=== Work to do ===
Rewrite the lines of the entries below, replacing "field-key" with "field-name" everywhere and changing nothing else. Leave the pictures out of your answer.

[Data records]
+ + + + + + +
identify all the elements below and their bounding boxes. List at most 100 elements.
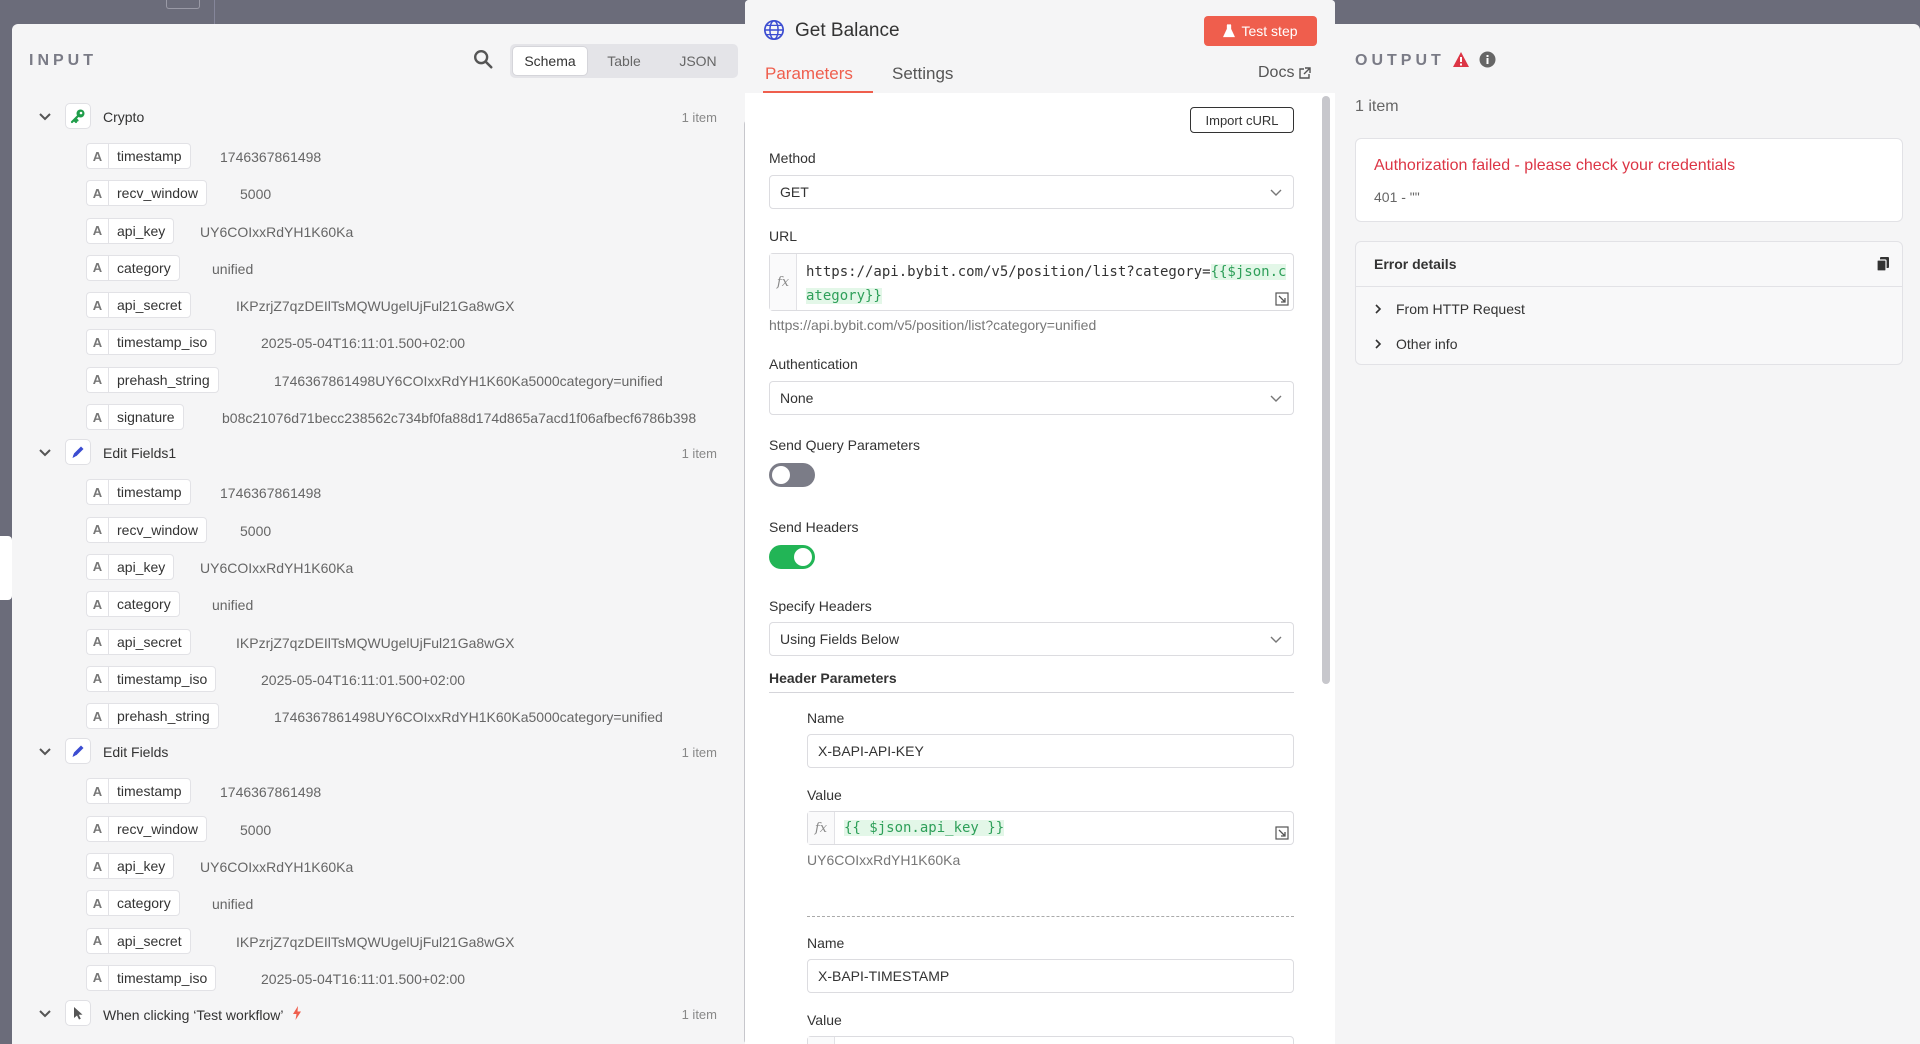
view-schema[interactable]: Schema [513,47,587,75]
header-name-input[interactable]: X-BAPI-API-KEY [807,734,1294,768]
field-key[interactable]: recv_window [108,180,207,207]
schema-group[interactable]: When clicking ‘Test workflow’ 1 item [12,995,717,1033]
schema-field[interactable]: Asignature b08c21076d71becc238562c734bf0f… [12,397,717,434]
url-expression: https://api.bybit.com/v5/position/list?c… [806,260,1290,308]
send-headers-toggle[interactable] [769,545,815,569]
field-key[interactable]: timestamp_iso [108,964,217,991]
schema-field[interactable]: Aprehash_string 1746367861498UY6COIxxRdYH… [12,360,717,397]
string-type-icon: A [86,479,108,506]
schema-field[interactable]: Aapi_key UY6COIxxRdYH1K60Ka [12,846,717,883]
string-type-icon: A [86,591,108,618]
method-select[interactable]: GET [769,175,1294,209]
schema-group[interactable]: Crypto 1 item [12,98,717,136]
send-headers-label: Send Headers [769,519,859,535]
parameters-scrollbar[interactable] [1322,96,1330,684]
schema-field[interactable]: Aapi_key UY6COIxxRdYH1K60Ka [12,547,717,584]
string-type-icon: A [86,890,108,917]
schema-field[interactable]: Atimestamp 1746367861498 [12,771,717,808]
authentication-value: None [780,390,814,406]
external-link-icon [1299,66,1312,79]
error-detail-other-info[interactable]: Other info [1374,336,1457,352]
chevron-down-icon[interactable] [37,1005,53,1021]
field-key[interactable]: category [108,254,180,281]
tab-settings[interactable]: Settings [892,64,953,84]
view-table[interactable]: Table [587,47,661,75]
schema-field[interactable]: Atimestamp 1746367861498 [12,136,717,173]
globe-icon [764,20,784,40]
field-value: UY6COIxxRdYH1K60Ka [200,559,354,576]
schema-field[interactable]: Arecv_window 5000 [12,173,717,210]
schema-field[interactable]: Atimestamp 1746367861498 [12,472,717,509]
header-value-input[interactable]: fx {{ $json.api_key }} [807,811,1294,845]
field-key[interactable]: recv_window [108,815,207,842]
schema-group[interactable]: Edit Fields1 1 item [12,434,717,472]
canvas-button-stub[interactable] [166,0,200,9]
field-key[interactable]: api_secret [108,292,191,319]
field-key[interactable]: prehash_string [108,366,219,393]
specify-headers-select[interactable]: Using Fields Below [769,622,1294,656]
schema-field[interactable]: Arecv_window 5000 [12,510,717,547]
schema-field[interactable]: Acategory unified [12,584,717,621]
header-name-input[interactable]: X-BAPI-TIMESTAMP [807,959,1294,993]
schema-field[interactable]: Acategory unified [12,248,717,285]
search-icon[interactable] [472,48,494,70]
schema-field[interactable]: Aapi_secret IKPzrjZ7qzDEIlTsMQWUgelUjFul2… [12,622,717,659]
schema-field[interactable]: Atimestamp_iso 2025-05-04T16:11:01.500+02… [12,958,717,995]
schema-group-name: Crypto [103,109,145,125]
field-key[interactable]: api_key [108,853,175,880]
field-key[interactable]: prehash_string [108,703,219,730]
schema-field[interactable]: Arecv_window 5000 [12,809,717,846]
view-json[interactable]: JSON [661,47,735,75]
field-value: 1746367861498UY6COIxxRdYH1K60Ka5000categ… [274,372,663,389]
schema-group[interactable]: Edit Fields 1 item [12,733,717,771]
import-curl-button[interactable]: Import cURL [1190,107,1294,133]
bolt-icon [292,1006,302,1023]
tab-parameters[interactable]: Parameters [765,64,853,84]
schema-field[interactable]: Acategory unified [12,883,717,920]
field-key[interactable]: timestamp [108,479,191,506]
schema-field[interactable]: Atimestamp_iso 2025-05-04T16:11:01.500+02… [12,659,717,696]
field-key[interactable]: timestamp [108,778,191,805]
field-key[interactable]: api_key [108,553,175,580]
authentication-label: Authentication [769,356,858,372]
pen-icon [65,738,91,765]
schema-field[interactable]: Atimestamp_iso 2025-05-04T16:11:01.500+02… [12,322,717,359]
field-key[interactable]: recv_window [108,516,207,543]
error-detail-from-http-request[interactable]: From HTTP Request [1374,301,1525,317]
node-title[interactable]: Get Balance [795,20,900,42]
field-key[interactable]: timestamp [108,143,191,169]
field-key[interactable]: timestamp_iso [108,329,217,356]
field-key[interactable]: api_secret [108,927,191,954]
field-value: 5000 [240,186,272,203]
expand-icon[interactable] [1275,292,1289,306]
field-key[interactable]: category [108,591,180,618]
header-value-input[interactable]: fx [807,1036,1294,1044]
field-value: IKPzrjZ7qzDEIlTsMQWUgelUjFul21Ga8wGX [236,933,515,950]
schema-field[interactable]: Aapi_key UY6COIxxRdYH1K60Ka [12,211,717,248]
string-type-icon: A [86,292,108,319]
chevron-down-icon[interactable] [37,743,53,759]
url-input[interactable]: fx https://api.bybit.com/v5/position/lis… [769,253,1294,311]
divider [769,692,1294,693]
field-value: 1746367861498UY6COIxxRdYH1K60Ka5000categ… [274,709,663,726]
test-step-button[interactable]: Test step [1204,16,1317,46]
error-detail-label: Other info [1396,336,1458,352]
node-parameters-panel: Get Balance Test step Parameters Setting… [745,0,1335,1044]
schema-field[interactable]: Aapi_secret IKPzrjZ7qzDEIlTsMQWUgelUjFul2… [12,921,717,958]
authentication-select[interactable]: None [769,381,1294,415]
info-icon[interactable] [1479,51,1496,68]
field-key[interactable]: signature [108,404,184,431]
chevron-down-icon[interactable] [37,444,53,460]
chevron-down-icon[interactable] [37,108,53,124]
schema-field[interactable]: Aprehash_string 1746367861498UY6COIxxRdYH… [12,696,717,733]
schema-field[interactable]: Aapi_secret IKPzrjZ7qzDEIlTsMQWUgelUjFul2… [12,285,717,322]
expand-icon[interactable] [1275,826,1289,840]
docs-link[interactable]: Docs [1258,64,1312,82]
send-query-toggle[interactable] [769,463,815,487]
header-name-label: Name [807,710,845,726]
field-key[interactable]: api_key [108,217,175,244]
field-key[interactable]: category [108,890,180,917]
copy-icon[interactable] [1876,256,1890,272]
field-key[interactable]: api_secret [108,628,191,655]
field-key[interactable]: timestamp_iso [108,665,217,692]
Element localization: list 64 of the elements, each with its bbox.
+ + + + + + +
=== Result for this exercise ===
identify all the elements below and their bounding boxes. List at most 100 elements.
view-schema[interactable]: Schema [513,47,587,75]
header-name-input[interactable]: X-BAPI-API-KEY [807,734,1294,768]
field-name[interactable]: recv_window [108,180,207,207]
schema-group[interactable]: When clicking ‘Test workflow’ 1 item [12,995,717,1033]
schema-field[interactable]: Asignature b08c21076d71becc238562c734bf0f… [12,397,717,434]
url-expression: https://api.bybit.com/v5/position/list?c… [806,260,1290,308]
send-headers-toggle[interactable] [769,545,815,569]
field-name[interactable]: timestamp_iso [108,964,217,991]
schema-field[interactable]: Aprehash_string 1746367861498UY6COIxxRdYH… [12,360,717,397]
string-type-icon: A [86,479,108,506]
schema-field[interactable]: Aapi_key UY6COIxxRdYH1K60Ka [12,846,717,883]
string-type-icon: A [86,591,108,618]
method-select[interactable]: GET [769,175,1294,209]
schema-group[interactable]: Crypto 1 item [12,98,717,136]
send-headers-label: Send Headers [769,519,859,535]
parameters-scrollbar[interactable] [1322,96,1330,684]
schema-field[interactable]: Aapi_key UY6COIxxRdYH1K60Ka [12,547,717,584]
string-type-icon: A [86,890,108,917]
schema-field[interactable]: Atimestamp 1746367861498 [12,771,717,808]
authentication-value: None [780,390,814,406]
external-link-icon [1299,66,1312,79]
error-detail-other-info[interactable]: Other info [1374,336,1457,352]
chevron-down-icon[interactable] [37,1005,53,1021]
field-name[interactable]: category [108,254,180,281]
tab-settings[interactable]: Settings [892,64,953,84]
view-table[interactable]: Table [587,47,661,75]
schema-field[interactable]: Atimestamp 1746367861498 [12,136,717,173]
globe-icon [764,20,784,40]
field-value: UY6COIxxRdYH1K60Ka [200,559,354,576]
schema-field[interactable]: Arecv_window 5000 [12,173,717,210]
schema-field[interactable]: Atimestamp 1746367861498 [12,472,717,509]
header-value-input[interactable]: fx {{ $json.api_key }} [807,811,1294,845]
field-name[interactable]: recv_window [108,815,207,842]
schema-group[interactable]: Edit Fields1 1 item [12,434,717,472]
canvas-button-stub[interactable] [166,0,200,9]
field-name[interactable]: api_secret [108,292,191,319]
field-name[interactable]: prehash_string [108,366,219,393]
specify-headers-select[interactable]: Using Fields Below [769,622,1294,656]
schema-field[interactable]: Arecv_window 5000 [12,510,717,547]
schema-field[interactable]: Acategory unified [12,584,717,621]
header-name-input[interactable]: X-BAPI-TIMESTAMP [807,959,1294,993]
schema-field[interactable]: Acategory unified [12,248,717,285]
search-icon[interactable] [472,48,494,70]
schema-field[interactable]: Aapi_secret IKPzrjZ7qzDEIlTsMQWUgelUjFul2… [12,622,717,659]
schema-field[interactable]: Atimestamp_iso 2025-05-04T16:11:01.500+02… [12,958,717,995]
schema-group-name: Crypto [103,109,145,125]
field-name[interactable]: api_key [108,853,175,880]
field-name[interactable]: prehash_string [108,703,219,730]
schema-field[interactable]: Arecv_window 5000 [12,809,717,846]
view-json[interactable]: JSON [661,47,735,75]
field-value: 1746367861498UY6COIxxRdYH1K60Ka5000categ… [274,372,663,389]
schema-group[interactable]: Edit Fields 1 item [12,733,717,771]
import-curl-button[interactable]: Import cURL [1190,107,1294,133]
bolt-icon [292,1006,302,1023]
tab-parameters[interactable]: Parameters [765,64,853,84]
schema-field[interactable]: Acategory unified [12,883,717,920]
field-name[interactable]: timestamp [108,479,191,506]
schema-field[interactable]: Atimestamp_iso 2025-05-04T16:11:01.500+02… [12,659,717,696]
field-name[interactable]: timestamp [108,778,191,805]
field-name[interactable]: api_key [108,553,175,580]
authentication-label: Authentication [769,356,858,372]
pen-icon [65,738,91,765]
schema-field[interactable]: Atimestamp_iso 2025-05-04T16:11:01.500+02… [12,322,717,359]
field-name[interactable]: recv_window [108,516,207,543]
error-detail-from-http-request[interactable]: From HTTP Request [1374,301,1525,317]
node-title[interactable]: Get Balance [795,20,900,42]
field-name[interactable]: timestamp [108,143,191,169]
field-name[interactable]: timestamp_iso [108,329,217,356]
field-name[interactable]: api_secret [108,927,191,954]
field-value: 5000 [240,186,272,203]
expand-icon[interactable] [1275,292,1289,306]
field-name[interactable]: category [108,591,180,618]
header-value-input[interactable]: fx [807,1036,1294,1044]
field-value: IKPzrjZ7qzDEIlTsMQWUgelUjFul21Ga8wGX [236,933,515,950]
schema-field[interactable]: Aapi_key UY6COIxxRdYH1K60Ka [12,211,717,248]
string-type-icon: A [86,292,108,319]
chevron-down-icon[interactable] [37,743,53,759]
url-input[interactable]: fx https://api.bybit.com/v5/position/lis… [769,253,1294,311]
divider [769,692,1294,693]
field-value: 1746367861498UY6COIxxRdYH1K60Ka5000categ… [274,709,663,726]
test-step-button[interactable]: Test step [1204,16,1317,46]
error-detail-label: Other info [1396,336,1458,352]
node-parameters-panel: Get Balance Test step Parameters Setting… [745,0,1335,1044]
schema-field[interactable]: Aapi_secret IKPzrjZ7qzDEIlTsMQWUgelUjFul2… [12,921,717,958]
authentication-select[interactable]: None [769,381,1294,415]
info-icon[interactable] [1479,51,1496,68]
field-name[interactable]: signature [108,404,184,431]
chevron-down-icon[interactable] [37,444,53,460]
chevron-down-icon[interactable] [37,108,53,124]
schema-field[interactable]: Aprehash_string 1746367861498UY6COIxxRdYH… [12,696,717,733]
schema-field[interactable]: Aapi_secret IKPzrjZ7qzDEIlTsMQWUgelUjFul2… [12,285,717,322]
expand-icon[interactable] [1275,826,1289,840]
docs-link[interactable]: Docs [1258,64,1312,82]
send-query-toggle[interactable] [769,463,815,487]
header-name-label: Name [807,710,845,726]
field-name[interactable]: api_key [108,217,175,244]
field-name[interactable]: category [108,890,180,917]
copy-icon[interactable] [1876,256,1890,272]
field-name[interactable]: api_secret [108,628,191,655]
field-name[interactable]: timestamp_iso [108,665,217,692]
Element localization: list 64 of the elements, each with its bbox.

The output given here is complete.